====== Data shown

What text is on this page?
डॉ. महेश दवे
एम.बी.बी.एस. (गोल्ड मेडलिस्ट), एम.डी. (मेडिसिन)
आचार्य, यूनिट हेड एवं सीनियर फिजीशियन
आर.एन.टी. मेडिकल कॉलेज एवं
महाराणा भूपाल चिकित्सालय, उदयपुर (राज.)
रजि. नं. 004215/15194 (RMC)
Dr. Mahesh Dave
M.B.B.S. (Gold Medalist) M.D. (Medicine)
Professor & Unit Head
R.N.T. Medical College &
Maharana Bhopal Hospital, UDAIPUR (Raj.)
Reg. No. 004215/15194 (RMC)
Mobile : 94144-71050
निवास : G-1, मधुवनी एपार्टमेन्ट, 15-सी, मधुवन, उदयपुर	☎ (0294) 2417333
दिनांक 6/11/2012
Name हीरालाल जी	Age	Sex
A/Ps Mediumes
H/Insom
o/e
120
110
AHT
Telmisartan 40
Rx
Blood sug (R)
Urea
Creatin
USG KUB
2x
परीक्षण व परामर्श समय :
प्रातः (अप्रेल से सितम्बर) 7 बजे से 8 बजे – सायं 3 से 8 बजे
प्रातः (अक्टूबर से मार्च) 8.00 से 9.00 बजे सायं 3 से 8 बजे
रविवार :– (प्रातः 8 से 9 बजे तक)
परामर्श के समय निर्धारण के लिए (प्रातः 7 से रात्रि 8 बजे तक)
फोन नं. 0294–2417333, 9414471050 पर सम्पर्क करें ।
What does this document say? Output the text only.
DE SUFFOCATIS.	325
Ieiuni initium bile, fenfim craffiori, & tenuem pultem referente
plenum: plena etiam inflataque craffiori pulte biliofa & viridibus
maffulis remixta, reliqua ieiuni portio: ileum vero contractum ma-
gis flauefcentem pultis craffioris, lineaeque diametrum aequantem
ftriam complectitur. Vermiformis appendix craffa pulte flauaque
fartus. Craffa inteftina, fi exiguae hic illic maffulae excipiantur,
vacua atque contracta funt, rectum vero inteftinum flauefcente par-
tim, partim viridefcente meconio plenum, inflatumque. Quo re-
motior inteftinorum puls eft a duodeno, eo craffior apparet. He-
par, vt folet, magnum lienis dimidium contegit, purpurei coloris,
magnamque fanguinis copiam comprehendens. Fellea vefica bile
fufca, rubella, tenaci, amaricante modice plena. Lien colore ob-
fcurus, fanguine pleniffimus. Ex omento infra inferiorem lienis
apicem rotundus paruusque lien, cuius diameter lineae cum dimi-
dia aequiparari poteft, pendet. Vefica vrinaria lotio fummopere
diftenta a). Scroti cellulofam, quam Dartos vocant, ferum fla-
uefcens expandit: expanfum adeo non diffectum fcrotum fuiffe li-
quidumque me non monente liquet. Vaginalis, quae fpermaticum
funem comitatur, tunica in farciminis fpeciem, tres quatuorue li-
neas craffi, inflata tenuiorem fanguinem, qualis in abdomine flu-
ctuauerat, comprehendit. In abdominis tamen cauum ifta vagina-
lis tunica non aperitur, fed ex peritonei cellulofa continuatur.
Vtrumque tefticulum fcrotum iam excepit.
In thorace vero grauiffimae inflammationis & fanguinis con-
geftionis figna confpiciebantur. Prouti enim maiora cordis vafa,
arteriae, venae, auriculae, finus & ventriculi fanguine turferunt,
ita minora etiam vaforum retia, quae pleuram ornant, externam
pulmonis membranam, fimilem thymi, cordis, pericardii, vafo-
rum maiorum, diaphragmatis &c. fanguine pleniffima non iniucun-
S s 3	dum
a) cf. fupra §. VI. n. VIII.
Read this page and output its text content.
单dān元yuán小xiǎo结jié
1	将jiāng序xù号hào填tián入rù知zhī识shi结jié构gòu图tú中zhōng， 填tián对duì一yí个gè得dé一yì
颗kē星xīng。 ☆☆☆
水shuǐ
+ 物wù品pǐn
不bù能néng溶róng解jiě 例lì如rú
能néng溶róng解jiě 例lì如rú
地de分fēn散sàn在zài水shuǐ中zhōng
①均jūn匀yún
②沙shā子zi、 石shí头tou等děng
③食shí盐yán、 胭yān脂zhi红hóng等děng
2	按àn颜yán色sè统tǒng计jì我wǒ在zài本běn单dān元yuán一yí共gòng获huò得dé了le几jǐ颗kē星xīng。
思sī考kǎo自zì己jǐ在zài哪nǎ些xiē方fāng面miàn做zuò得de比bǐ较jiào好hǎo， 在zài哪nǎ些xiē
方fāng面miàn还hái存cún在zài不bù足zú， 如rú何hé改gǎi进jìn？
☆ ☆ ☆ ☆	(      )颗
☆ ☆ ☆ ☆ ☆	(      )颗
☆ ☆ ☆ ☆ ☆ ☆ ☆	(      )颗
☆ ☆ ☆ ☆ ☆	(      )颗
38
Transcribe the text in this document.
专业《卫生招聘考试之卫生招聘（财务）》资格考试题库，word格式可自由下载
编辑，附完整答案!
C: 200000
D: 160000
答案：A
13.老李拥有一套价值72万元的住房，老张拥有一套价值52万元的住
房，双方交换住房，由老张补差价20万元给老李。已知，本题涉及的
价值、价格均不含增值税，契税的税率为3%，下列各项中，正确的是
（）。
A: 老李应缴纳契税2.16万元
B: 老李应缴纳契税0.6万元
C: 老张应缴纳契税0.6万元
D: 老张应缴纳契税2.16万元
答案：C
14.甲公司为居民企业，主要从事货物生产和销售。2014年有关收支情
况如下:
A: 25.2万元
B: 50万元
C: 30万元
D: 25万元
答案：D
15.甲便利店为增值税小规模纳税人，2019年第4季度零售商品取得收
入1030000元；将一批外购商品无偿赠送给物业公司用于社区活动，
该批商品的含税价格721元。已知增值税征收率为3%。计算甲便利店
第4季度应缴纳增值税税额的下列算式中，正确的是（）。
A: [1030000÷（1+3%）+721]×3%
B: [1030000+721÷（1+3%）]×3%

============

Reproduce the material above exactly; please quote every line of it.

### Finished exercise
What text is on this page?
डॉ. महेश दवे
एम.बी.बी.एस. (गोल्ड मेडलिस्ट), एम.डी. (मेडिसिन)
आचार्य, यूनिट हेड एवं सीनियर फिजीशियन
आर.एन.टी. मेडिकल कॉलेज एवं
महाराणा भूपाल चिकित्सालय, उदयपुर (राज.)
रजि. नं. 004215/15194 (RMC)
Dr. Mahesh Dave
M.B.B.S. (Gold Medalist) M.D. (Medicine)
Professor & Unit Head
R.N.T. Medical College &
Maharana Bhopal Hospital, UDAIPUR (Raj.)
Reg. No. 004215/15194 (RMC)
Mobile : 94144-71050
निवास : G-1, मधुवनी एपार्टमेन्ट, 15-सी, मधुवन, उदयपुर	☎ (0294) 2417333
दिनांक 6/11/2012
Name हीरालाल जी	Age	Sex
A/Ps Mediumes
H/Insom
o/e
120
110
AHT
Telmisartan 40
Rx
Blood sug (R)
Urea
Creatin
USG KUB
2x
परीक्षण व परामर्श समय :
प्रातः (अप्रेल से सितम्बर) 7 बजे से 8 बजे – सायं 3 से 8 बजे
प्रातः (अक्टूबर से मार्च) 8.00 से 9.00 बजे सायं 3 से 8 बजे
रविवार :– (प्रातः 8 से 9 बजे तक)
परामर्श के समय निर्धारण के लिए (प्रातः 7 से रात्रि 8 बजे तक)
फोन नं. 0294–2417333, 9414471050 पर सम्पर्क करें ।
What does this document say? Output the text only.
DE SUFFOCATIS.	325
Ieiuni initium bile, fenfim craffiori, & tenuem pultem referente
plenum: plena etiam inflataque craffiori pulte biliofa & viridibus
maffulis remixta, reliqua ieiuni portio: ileum vero contractum ma-
gis flauefcentem pultis craffioris, lineaeque diametrum aequantem
ftriam complectitur. Vermiformis appendix craffa pulte flauaque
fartus. Craffa inteftina, fi exiguae hic illic maffulae excipiantur,
vacua atque contracta funt, rectum vero inteftinum flauefcente par-
tim, partim viridefcente meconio plenum, inflatumque. Quo re-
motior inteftinorum puls eft a duodeno, eo craffior apparet. He-
par, vt folet, magnum lienis dimidium contegit, purpurei coloris,
magnamque fanguinis copiam comprehendens. Fellea vefica bile
fufca, rubella, tenaci, amaricante modice plena. Lien colore ob-
fcurus, fanguine pleniffimus. Ex omento infra inferiorem lienis
apicem rotundus paruusque lien, cuius diameter lineae cum dimi-
dia aequiparari poteft, pendet. Vefica vrinaria lotio fummopere
diftenta a). Scroti cellulofam, quam Dartos vocant, ferum fla-
uefcens expandit: expanfum adeo non diffectum fcrotum fuiffe li-
quidumque me non monente liquet. Vaginalis, quae fpermaticum
funem comitatur, tunica in farciminis fpeciem, tres quatuorue li-
neas craffi, inflata tenuiorem fanguinem, qualis in abdomine flu-
ctuauerat, comprehendit. In abdominis tamen cauum ifta vagina-
lis tunica non aperitur, fed ex peritonei cellulofa continuatur.
Vtrumque tefticulum fcrotum iam excepit.
In thorace vero grauiffimae inflammationis & fanguinis con-
geftionis figna confpiciebantur. Prouti enim maiora cordis vafa,
arteriae, venae, auriculae, finus & ventriculi fanguine turferunt,
ita minora etiam vaforum retia, quae pleuram ornant, externam
pulmonis membranam, fimilem thymi, cordis, pericardii, vafo-
rum maiorum, diaphragmatis &c. fanguine pleniffima non iniucun-
S s 3	dum
a) cf. fupra §. VI. n. VIII.
Read this page and output its text content.
单dān元yuán小xiǎo结jié
1	将jiāng序xù号hào填tián入rù知zhī识shi结jié构gòu图tú中zhōng， 填tián对duì一yí个gè得dé一yì
颗kē星xīng。 ☆☆☆
水shuǐ
+ 物wù品pǐn
不bù能néng溶róng解jiě 例lì如rú
能néng溶róng解jiě 例lì如rú
地de分fēn散sàn在zài水shuǐ中zhōng
①均jūn匀yún
②沙shā子zi、 石shí头tou等děng
③食shí盐yán、 胭yān脂zhi红hóng等děng
2	按àn颜yán色sè统tǒng计jì我wǒ在zài本běn单dān元yuán一yí共gòng获huò得dé了le几jǐ颗kē星xīng。
思sī考kǎo自zì己jǐ在zài哪nǎ些xiē方fāng面miàn做zuò得de比bǐ较jiào好hǎo， 在zài哪nǎ些xiē
方fāng面miàn还hái存cún在zài不bù足zú， 如rú何hé改gǎi进jìn？
☆ ☆ ☆ ☆	(      )颗
☆ ☆ ☆ ☆ ☆	(      )颗
☆ ☆ ☆ ☆ ☆ ☆ ☆	(      )颗
☆ ☆ ☆ ☆ ☆	(      )颗
38
Transcribe the text in this document.
专业《卫生招聘考试之卫生招聘（财务）》资格考试题库，word格式可自由下载
编辑，附完整答案!
C: 200000
D: 160000
答案：A
13.老李拥有一套价值72万元的住房，老张拥有一套价值52万元的住
房，双方交换住房，由老张补差价20万元给老李。已知，本题涉及的
价值、价格均不含增值税，契税的税率为3%，下列各项中，正确的是
（）。
A: 老李应缴纳契税2.16万元
B: 老李应缴纳契税0.6万元
C: 老张应缴纳契税0.6万元
D: 老张应缴纳契税2.16万元
答案：C
14.甲公司为居民企业，主要从事货物生产和销售。2014年有关收支情
况如下:
A: 25.2万元
B: 50万元
C: 30万元
D: 25万元
答案：D
15.甲便利店为增值税小规模纳税人，2019年第4季度零售商品取得收
入1030000元；将一批外购商品无偿赠送给物业公司用于社区活动，
该批商品的含税价格721元。已知增值税征收率为3%。计算甲便利店
第4季度应缴纳增值税税额的下列算式中，正确的是（）。
A: [1030000÷（1+3%）+721]×3%
B: [1030000+721÷（1+3%）]×3%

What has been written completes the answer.